■ JOB
Print all the entries verbatim.

:: DATA RECORDS

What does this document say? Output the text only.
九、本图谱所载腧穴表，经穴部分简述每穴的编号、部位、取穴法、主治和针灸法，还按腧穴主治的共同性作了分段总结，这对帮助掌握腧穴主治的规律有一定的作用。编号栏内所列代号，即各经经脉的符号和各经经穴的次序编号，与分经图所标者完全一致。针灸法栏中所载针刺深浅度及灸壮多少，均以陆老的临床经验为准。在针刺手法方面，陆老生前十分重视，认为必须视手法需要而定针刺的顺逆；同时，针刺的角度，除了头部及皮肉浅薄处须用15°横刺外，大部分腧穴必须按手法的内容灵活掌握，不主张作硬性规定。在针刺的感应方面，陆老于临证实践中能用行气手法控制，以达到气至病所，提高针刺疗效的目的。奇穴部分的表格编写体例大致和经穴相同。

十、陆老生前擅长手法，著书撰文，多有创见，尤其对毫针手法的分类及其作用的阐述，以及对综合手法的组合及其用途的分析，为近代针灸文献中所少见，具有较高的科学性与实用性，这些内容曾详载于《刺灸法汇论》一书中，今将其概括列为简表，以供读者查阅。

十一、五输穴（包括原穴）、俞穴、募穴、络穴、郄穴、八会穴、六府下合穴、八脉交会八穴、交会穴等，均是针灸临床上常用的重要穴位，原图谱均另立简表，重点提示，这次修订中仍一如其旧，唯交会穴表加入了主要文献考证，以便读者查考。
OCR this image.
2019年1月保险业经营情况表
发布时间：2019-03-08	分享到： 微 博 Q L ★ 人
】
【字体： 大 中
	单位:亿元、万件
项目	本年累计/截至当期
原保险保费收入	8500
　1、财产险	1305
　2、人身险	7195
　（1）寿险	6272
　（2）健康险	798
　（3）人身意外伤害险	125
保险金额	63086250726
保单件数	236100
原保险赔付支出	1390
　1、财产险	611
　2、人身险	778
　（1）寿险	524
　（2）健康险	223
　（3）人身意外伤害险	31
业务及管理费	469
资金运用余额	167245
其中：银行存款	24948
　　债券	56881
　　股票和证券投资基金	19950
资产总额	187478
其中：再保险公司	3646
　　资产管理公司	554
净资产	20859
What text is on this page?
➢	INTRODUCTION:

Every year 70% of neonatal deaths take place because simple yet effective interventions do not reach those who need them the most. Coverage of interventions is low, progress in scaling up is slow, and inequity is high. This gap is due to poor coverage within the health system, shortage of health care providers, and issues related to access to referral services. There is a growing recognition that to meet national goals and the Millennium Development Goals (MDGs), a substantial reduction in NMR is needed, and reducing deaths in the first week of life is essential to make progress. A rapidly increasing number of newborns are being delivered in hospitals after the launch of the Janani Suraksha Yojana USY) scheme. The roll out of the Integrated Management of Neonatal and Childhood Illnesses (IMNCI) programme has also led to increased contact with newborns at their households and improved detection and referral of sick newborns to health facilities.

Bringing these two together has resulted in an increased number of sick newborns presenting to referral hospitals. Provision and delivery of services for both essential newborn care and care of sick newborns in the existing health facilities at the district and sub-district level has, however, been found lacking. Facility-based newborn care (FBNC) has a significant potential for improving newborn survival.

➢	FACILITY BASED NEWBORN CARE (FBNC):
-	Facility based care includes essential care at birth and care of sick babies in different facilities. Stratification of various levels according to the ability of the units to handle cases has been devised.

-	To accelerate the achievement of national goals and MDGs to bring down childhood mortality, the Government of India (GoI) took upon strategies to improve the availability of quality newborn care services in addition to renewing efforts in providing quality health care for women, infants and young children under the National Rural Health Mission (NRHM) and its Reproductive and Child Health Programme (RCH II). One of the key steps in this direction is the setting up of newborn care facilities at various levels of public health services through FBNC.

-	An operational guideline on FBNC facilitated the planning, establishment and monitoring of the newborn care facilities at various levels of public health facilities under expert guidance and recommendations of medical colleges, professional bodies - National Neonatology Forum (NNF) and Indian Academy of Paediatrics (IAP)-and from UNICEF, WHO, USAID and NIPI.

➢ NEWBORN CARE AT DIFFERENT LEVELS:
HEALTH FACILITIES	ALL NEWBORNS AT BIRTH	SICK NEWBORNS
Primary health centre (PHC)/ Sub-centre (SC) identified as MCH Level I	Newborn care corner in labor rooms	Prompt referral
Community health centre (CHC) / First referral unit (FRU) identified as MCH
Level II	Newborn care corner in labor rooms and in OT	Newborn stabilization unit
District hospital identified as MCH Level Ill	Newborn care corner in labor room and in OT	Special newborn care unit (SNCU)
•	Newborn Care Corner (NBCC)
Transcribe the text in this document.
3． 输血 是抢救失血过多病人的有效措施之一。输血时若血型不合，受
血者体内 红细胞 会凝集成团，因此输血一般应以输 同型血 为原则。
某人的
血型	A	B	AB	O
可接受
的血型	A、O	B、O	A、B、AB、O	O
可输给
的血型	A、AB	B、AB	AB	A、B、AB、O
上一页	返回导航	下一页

::::

■ COMPLETE OUTPUT
What does this document say? Output the text only.
九、本图谱所载腧穴表，经穴部分简述每穴的编号、部位、取穴法、主治和针灸法，还按腧穴主治的共同性作了分段总结，这对帮助掌握腧穴主治的规律有一定的作用。编号栏内所列代号，即各经经脉的符号和各经经穴的次序编号，与分经图所标者完全一致。针灸法栏中所载针刺深浅度及灸壮多少，均以陆老的临床经验为准。在针刺手法方面，陆老生前十分重视，认为必须视手法需要而定针刺的顺逆；同时，针刺的角度，除了头部及皮肉浅薄处须用15°横刺外，大部分腧穴必须按手法的内容灵活掌握，不主张作硬性规定。在针刺的感应方面，陆老于临证实践中能用行气手法控制，以达到气至病所，提高针刺疗效的目的。奇穴部分的表格编写体例大致和经穴相同。

十、陆老生前擅长手法，著书撰文，多有创见，尤其对毫针手法的分类及其作用的阐述，以及对综合手法的组合及其用途的分析，为近代针灸文献中所少见，具有较高的科学性与实用性，这些内容曾详载于《刺灸法汇论》一书中，今将其概括列为简表，以供读者查阅。

十一、五输穴（包括原穴）、俞穴、募穴、络穴、郄穴、八会穴、六府下合穴、八脉交会八穴、交会穴等，均是针灸临床上常用的重要穴位，原图谱均另立简表，重点提示，这次修订中仍一如其旧，唯交会穴表加入了主要文献考证，以便读者查考。
OCR this image.
2019年1月保险业经营情况表
发布时间：2019-03-08	分享到： 微 博 Q L ★ 人
】
【字体： 大 中
	单位:亿元、万件
项目	本年累计/截至当期
原保险保费收入	8500
　1、财产险	1305
　2、人身险	7195
　（1）寿险	6272
　（2）健康险	798
　（3）人身意外伤害险	125
保险金额	63086250726
保单件数	236100
原保险赔付支出	1390
　1、财产险	611
　2、人身险	778
　（1）寿险	524
　（2）健康险	223
　（3）人身意外伤害险	31
业务及管理费	469
资金运用余额	167245
其中：银行存款	24948
　　债券	56881
　　股票和证券投资基金	19950
资产总额	187478
其中：再保险公司	3646
　　资产管理公司	554
净资产	20859
What text is on this page?
➢	INTRODUCTION:

Every year 70% of neonatal deaths take place because simple yet effective interventions do not reach those who need them the most. Coverage of interventions is low, progress in scaling up is slow, and inequity is high. This gap is due to poor coverage within the health system, shortage of health care providers, and issues related to access to referral services. There is a growing recognition that to meet national goals and the Millennium Development Goals (MDGs), a substantial reduction in NMR is needed, and reducing deaths in the first week of life is essential to make progress. A rapidly increasing number of newborns are being delivered in hospitals after the launch of the Janani Suraksha Yojana USY) scheme. The roll out of the Integrated Management of Neonatal and Childhood Illnesses (IMNCI) programme has also led to increased contact with newborns at their households and improved detection and referral of sick newborns to health facilities.

Bringing these two together has resulted in an increased number of sick newborns presenting to referral hospitals. Provision and delivery of services for both essential newborn care and care of sick newborns in the existing health facilities at the district and sub-district level has, however, been found lacking. Facility-based newborn care (FBNC) has a significant potential for improving newborn survival.

➢	FACILITY BASED NEWBORN CARE (FBNC):
-	Facility based care includes essential care at birth and care of sick babies in different facilities. Stratification of various levels according to the ability of the units to handle cases has been devised.

-	To accelerate the achievement of national goals and MDGs to bring down childhood mortality, the Government of India (GoI) took upon strategies to improve the availability of quality newborn care services in addition to renewing efforts in providing quality health care for women, infants and young children under the National Rural Health Mission (NRHM) and its Reproductive and Child Health Programme (RCH II). One of the key steps in this direction is the setting up of newborn care facilities at various levels of public health services through FBNC.

-	An operational guideline on FBNC facilitated the planning, establishment and monitoring of the newborn care facilities at various levels of public health facilities under expert guidance and recommendations of medical colleges, professional bodies - National Neonatology Forum (NNF) and Indian Academy of Paediatrics (IAP)-and from UNICEF, WHO, USAID and NIPI.

➢ NEWBORN CARE AT DIFFERENT LEVELS:
HEALTH FACILITIES	ALL NEWBORNS AT BIRTH	SICK NEWBORNS
Primary health centre (PHC)/ Sub-centre (SC) identified as MCH Level I	Newborn care corner in labor rooms	Prompt referral
Community health centre (CHC) / First referral unit (FRU) identified as MCH
Level II	Newborn care corner in labor rooms and in OT	Newborn stabilization unit
District hospital identified as MCH Level Ill	Newborn care corner in labor room and in OT	Special newborn care unit (SNCU)
•	Newborn Care Corner (NBCC)
Transcribe the text in this document.
3． 输血 是抢救失血过多病人的有效措施之一。输血时若血型不合，受
血者体内 红细胞 会凝集成团，因此输血一般应以输 同型血 为原则。
某人的
血型	A	B	AB	O
可接受
的血型	A、O	B、O	A、B、AB、O	O
可输给
的血型	A、AB	B、AB	AB	A、B、AB、O
上一页	返回导航	下一页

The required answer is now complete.